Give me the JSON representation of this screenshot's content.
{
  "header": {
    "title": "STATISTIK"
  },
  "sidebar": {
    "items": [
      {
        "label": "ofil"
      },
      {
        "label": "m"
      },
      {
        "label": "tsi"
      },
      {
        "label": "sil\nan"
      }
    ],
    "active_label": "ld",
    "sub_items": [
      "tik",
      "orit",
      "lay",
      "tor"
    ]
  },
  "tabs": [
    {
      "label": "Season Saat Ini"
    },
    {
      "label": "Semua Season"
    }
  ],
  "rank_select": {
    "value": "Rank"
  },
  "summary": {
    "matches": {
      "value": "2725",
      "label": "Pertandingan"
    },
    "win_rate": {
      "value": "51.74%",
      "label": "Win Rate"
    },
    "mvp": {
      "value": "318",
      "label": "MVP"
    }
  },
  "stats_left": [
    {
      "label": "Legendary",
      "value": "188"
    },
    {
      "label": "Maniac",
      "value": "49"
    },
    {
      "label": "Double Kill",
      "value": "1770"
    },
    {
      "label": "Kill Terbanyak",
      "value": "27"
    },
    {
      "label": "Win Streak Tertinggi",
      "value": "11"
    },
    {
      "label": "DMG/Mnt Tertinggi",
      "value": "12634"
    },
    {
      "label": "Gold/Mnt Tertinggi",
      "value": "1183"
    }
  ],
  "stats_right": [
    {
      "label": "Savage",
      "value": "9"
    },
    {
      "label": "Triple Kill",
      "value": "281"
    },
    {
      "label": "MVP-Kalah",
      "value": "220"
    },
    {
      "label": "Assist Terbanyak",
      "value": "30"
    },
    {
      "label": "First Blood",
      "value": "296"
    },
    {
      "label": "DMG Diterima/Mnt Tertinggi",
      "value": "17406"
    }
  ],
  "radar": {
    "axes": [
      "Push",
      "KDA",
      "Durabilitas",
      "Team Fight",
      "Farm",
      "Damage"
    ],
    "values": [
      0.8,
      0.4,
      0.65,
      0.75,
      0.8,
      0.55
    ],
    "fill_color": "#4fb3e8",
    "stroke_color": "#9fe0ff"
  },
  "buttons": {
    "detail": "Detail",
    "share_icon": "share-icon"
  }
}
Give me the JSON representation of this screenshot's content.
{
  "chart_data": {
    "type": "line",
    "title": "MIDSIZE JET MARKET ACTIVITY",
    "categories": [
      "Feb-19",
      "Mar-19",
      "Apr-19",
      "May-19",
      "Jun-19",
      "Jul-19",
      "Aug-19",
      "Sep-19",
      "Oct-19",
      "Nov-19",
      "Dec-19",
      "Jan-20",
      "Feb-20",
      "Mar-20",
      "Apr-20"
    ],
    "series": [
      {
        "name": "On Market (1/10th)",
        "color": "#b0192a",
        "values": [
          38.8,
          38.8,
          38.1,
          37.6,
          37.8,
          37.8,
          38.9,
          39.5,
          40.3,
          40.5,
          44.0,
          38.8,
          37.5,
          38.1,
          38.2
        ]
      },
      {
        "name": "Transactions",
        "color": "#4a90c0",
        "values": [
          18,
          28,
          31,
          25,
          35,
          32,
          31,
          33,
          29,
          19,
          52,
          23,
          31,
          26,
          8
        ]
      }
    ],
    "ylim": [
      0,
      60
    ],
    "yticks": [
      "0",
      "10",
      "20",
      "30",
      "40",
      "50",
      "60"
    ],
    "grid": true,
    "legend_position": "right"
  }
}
================================
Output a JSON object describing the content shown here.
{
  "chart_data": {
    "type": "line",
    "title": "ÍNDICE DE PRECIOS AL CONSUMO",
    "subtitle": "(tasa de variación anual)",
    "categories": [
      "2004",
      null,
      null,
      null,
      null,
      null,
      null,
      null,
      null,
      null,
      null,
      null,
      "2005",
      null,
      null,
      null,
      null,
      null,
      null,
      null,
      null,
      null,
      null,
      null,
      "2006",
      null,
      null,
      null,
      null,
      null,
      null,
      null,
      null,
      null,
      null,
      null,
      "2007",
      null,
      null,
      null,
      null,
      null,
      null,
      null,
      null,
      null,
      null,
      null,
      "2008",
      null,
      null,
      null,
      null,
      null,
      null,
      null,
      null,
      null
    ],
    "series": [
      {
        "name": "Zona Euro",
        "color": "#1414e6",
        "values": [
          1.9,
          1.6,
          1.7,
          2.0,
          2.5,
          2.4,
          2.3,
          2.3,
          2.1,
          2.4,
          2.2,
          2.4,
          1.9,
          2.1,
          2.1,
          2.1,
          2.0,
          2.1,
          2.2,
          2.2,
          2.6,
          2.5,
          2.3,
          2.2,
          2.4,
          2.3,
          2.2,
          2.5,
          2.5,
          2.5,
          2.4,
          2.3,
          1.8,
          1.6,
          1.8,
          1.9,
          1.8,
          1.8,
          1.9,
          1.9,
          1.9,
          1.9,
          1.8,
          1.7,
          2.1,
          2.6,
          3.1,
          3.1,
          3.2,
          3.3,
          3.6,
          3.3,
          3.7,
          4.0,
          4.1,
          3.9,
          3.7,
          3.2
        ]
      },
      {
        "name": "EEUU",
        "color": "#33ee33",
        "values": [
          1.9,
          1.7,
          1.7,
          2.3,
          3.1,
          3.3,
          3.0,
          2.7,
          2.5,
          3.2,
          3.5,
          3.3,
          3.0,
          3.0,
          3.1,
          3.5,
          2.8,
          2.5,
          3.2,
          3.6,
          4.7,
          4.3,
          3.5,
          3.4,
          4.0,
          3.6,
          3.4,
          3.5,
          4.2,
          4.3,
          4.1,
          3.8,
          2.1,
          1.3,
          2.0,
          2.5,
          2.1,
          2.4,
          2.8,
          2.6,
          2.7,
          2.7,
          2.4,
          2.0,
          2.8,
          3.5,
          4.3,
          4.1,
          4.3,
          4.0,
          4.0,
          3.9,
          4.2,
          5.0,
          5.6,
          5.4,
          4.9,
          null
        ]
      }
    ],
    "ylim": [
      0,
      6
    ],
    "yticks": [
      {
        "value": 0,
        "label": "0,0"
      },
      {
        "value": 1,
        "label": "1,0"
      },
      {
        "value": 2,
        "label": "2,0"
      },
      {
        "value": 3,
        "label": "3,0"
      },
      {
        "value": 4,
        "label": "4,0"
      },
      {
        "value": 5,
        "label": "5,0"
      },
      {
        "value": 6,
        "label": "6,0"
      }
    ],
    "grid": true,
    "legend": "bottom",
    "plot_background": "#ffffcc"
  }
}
================================
**Instruction:**
Say how many lines include the word "Kill"; reply with the number alone.

**Answer below:**
3